DATASET RECORDS
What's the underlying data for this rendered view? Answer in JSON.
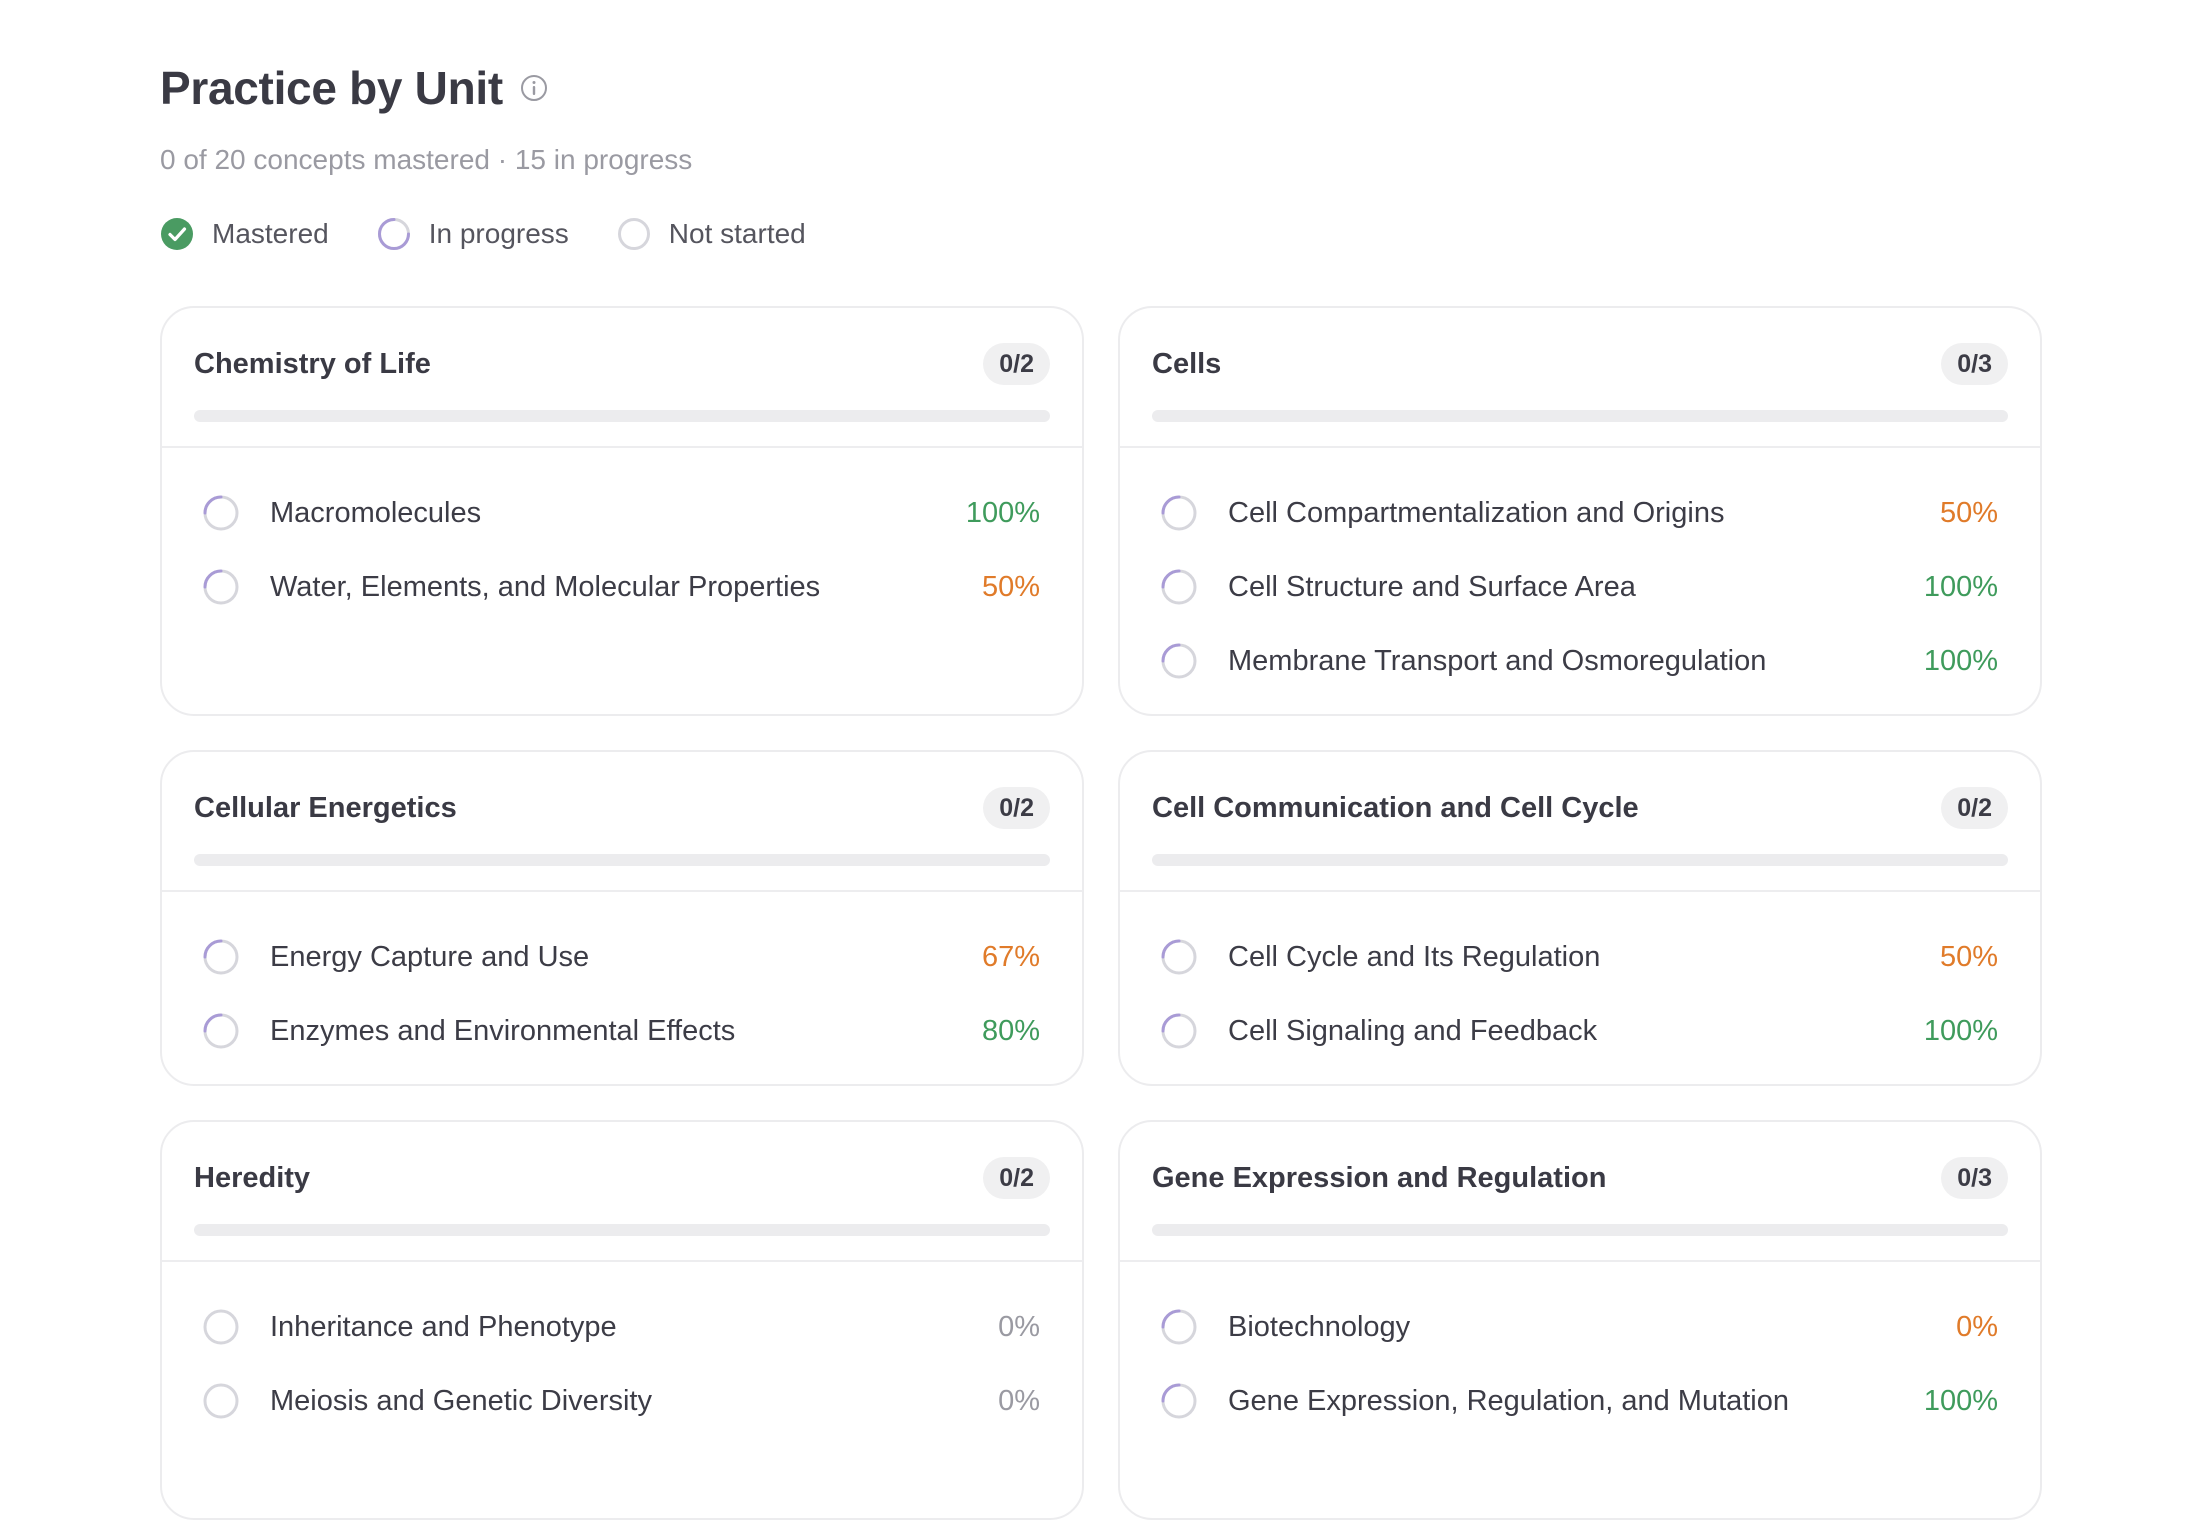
{
  "header": {
    "title": "Practice by Unit",
    "subtitle": "0 of 20 concepts mastered · 15 in progress"
  },
  "legend": {
    "mastered": "Mastered",
    "in_progress": "In progress",
    "not_started": "Not started"
  },
  "colors": {
    "mastered": "#4a9b62",
    "in_progress_ring": "#d6d6dc",
    "in_progress_arc": "#a99bd6",
    "pct_green": "#3f9b5c",
    "pct_orange": "#e07b2a",
    "pct_gray": "#9a9aa2"
  },
  "units": [
    {
      "title": "Chemistry of Life",
      "count": "0/2",
      "progress": 0,
      "concepts": [
        {
          "name": "Macromolecules",
          "pct": "100%",
          "pct_color": "green",
          "status": "in_progress"
        },
        {
          "name": "Water, Elements, and Molecular Properties",
          "pct": "50%",
          "pct_color": "orange",
          "status": "in_progress"
        }
      ]
    },
    {
      "title": "Cells",
      "count": "0/3",
      "progress": 0,
      "concepts": [
        {
          "name": "Cell Compartmentalization and Origins",
          "pct": "50%",
          "pct_color": "orange",
          "status": "in_progress"
        },
        {
          "name": "Cell Structure and Surface Area",
          "pct": "100%",
          "pct_color": "green",
          "status": "in_progress"
        },
        {
          "name": "Membrane Transport and Osmoregulation",
          "pct": "100%",
          "pct_color": "green",
          "status": "in_progress"
        }
      ]
    },
    {
      "title": "Cellular Energetics",
      "count": "0/2",
      "progress": 0,
      "concepts": [
        {
          "name": "Energy Capture and Use",
          "pct": "67%",
          "pct_color": "orange",
          "status": "in_progress"
        },
        {
          "name": "Enzymes and Environmental Effects",
          "pct": "80%",
          "pct_color": "green",
          "status": "in_progress"
        }
      ]
    },
    {
      "title": "Cell Communication and Cell Cycle",
      "count": "0/2",
      "progress": 0,
      "concepts": [
        {
          "name": "Cell Cycle and Its Regulation",
          "pct": "50%",
          "pct_color": "orange",
          "status": "in_progress"
        },
        {
          "name": "Cell Signaling and Feedback",
          "pct": "100%",
          "pct_color": "green",
          "status": "in_progress"
        }
      ]
    },
    {
      "title": "Heredity",
      "count": "0/2",
      "progress": 0,
      "concepts": [
        {
          "name": "Inheritance and Phenotype",
          "pct": "0%",
          "pct_color": "gray",
          "status": "not_started"
        },
        {
          "name": "Meiosis and Genetic Diversity",
          "pct": "0%",
          "pct_color": "gray",
          "status": "not_started"
        }
      ]
    },
    {
      "title": "Gene Expression and Regulation",
      "count": "0/3",
      "progress": 0,
      "concepts": [
        {
          "name": "Biotechnology",
          "pct": "0%",
          "pct_color": "orange",
          "status": "in_progress"
        },
        {
          "name": "Gene Expression, Regulation, and Mutation",
          "pct": "100%",
          "pct_color": "green",
          "status": "in_progress"
        }
      ]
    }
  ]
}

TASK INSTRUCTIONS
Extract the text of all the records above verbatim, excluding pictures.

RESPONSE BOX
What's the underlying data for this rendered view? Answer in JSON.
{
  "header": {
    "title": "Practice by Unit",
    "subtitle": "0 of 20 concepts mastered · 15 in progress"
  },
  "legend": {
    "mastered": "Mastered",
    "in_progress": "In progress",
    "not_started": "Not started"
  },
  "colors": {
    "mastered": "#4a9b62",
    "in_progress_ring": "#d6d6dc",
    "in_progress_arc": "#a99bd6",
    "pct_green": "#3f9b5c",
    "pct_orange": "#e07b2a",
    "pct_gray": "#9a9aa2"
  },
  "units": [
    {
      "title": "Chemistry of Life",
      "count": "0/2",
      "progress": 0,
      "concepts": [
        {
          "name": "Macromolecules",
          "pct": "100%",
          "pct_color": "green",
          "status": "in_progress"
        },
        {
          "name": "Water, Elements, and Molecular Properties",
          "pct": "50%",
          "pct_color": "orange",
          "status": "in_progress"
        }
      ]
    },
    {
      "title": "Cells",
      "count": "0/3",
      "progress": 0,
      "concepts": [
        {
          "name": "Cell Compartmentalization and Origins",
          "pct": "50%",
          "pct_color": "orange",
          "status": "in_progress"
        },
        {
          "name": "Cell Structure and Surface Area",
          "pct": "100%",
          "pct_color": "green",
          "status": "in_progress"
        },
        {
          "name": "Membrane Transport and Osmoregulation",
          "pct": "100%",
          "pct_color": "green",
          "status": "in_progress"
        }
      ]
    },
    {
      "title": "Cellular Energetics",
      "count": "0/2",
      "progress": 0,
      "concepts": [
        {
          "name": "Energy Capture and Use",
          "pct": "67%",
          "pct_color": "orange",
          "status": "in_progress"
        },
        {
          "name": "Enzymes and Environmental Effects",
          "pct": "80%",
          "pct_color": "green",
          "status": "in_progress"
        }
      ]
    },
    {
      "title": "Cell Communication and Cell Cycle",
      "count": "0/2",
      "progress": 0,
      "concepts": [
        {
          "name": "Cell Cycle and Its Regulation",
          "pct": "50%",
          "pct_color": "orange",
          "status": "in_progress"
        },
        {
          "name": "Cell Signaling and Feedback",
          "pct": "100%",
          "pct_color": "green",
          "status": "in_progress"
        }
      ]
    },
    {
      "title": "Heredity",
      "count": "0/2",
      "progress": 0,
      "concepts": [
        {
          "name": "Inheritance and Phenotype",
          "pct": "0%",
          "pct_color": "gray",
          "status": "not_started"
        },
        {
          "name": "Meiosis and Genetic Diversity",
          "pct": "0%",
          "pct_color": "gray",
          "status": "not_started"
        }
      ]
    },
    {
      "title": "Gene Expression and Regulation",
      "count": "0/3",
      "progress": 0,
      "concepts": [
        {
          "name": "Biotechnology",
          "pct": "0%",
          "pct_color": "orange",
          "status": "in_progress"
        },
        {
          "name": "Gene Expression, Regulation, and Mutation",
          "pct": "100%",
          "pct_color": "green",
          "status": "in_progress"
        }
      ]
    }
  ]
}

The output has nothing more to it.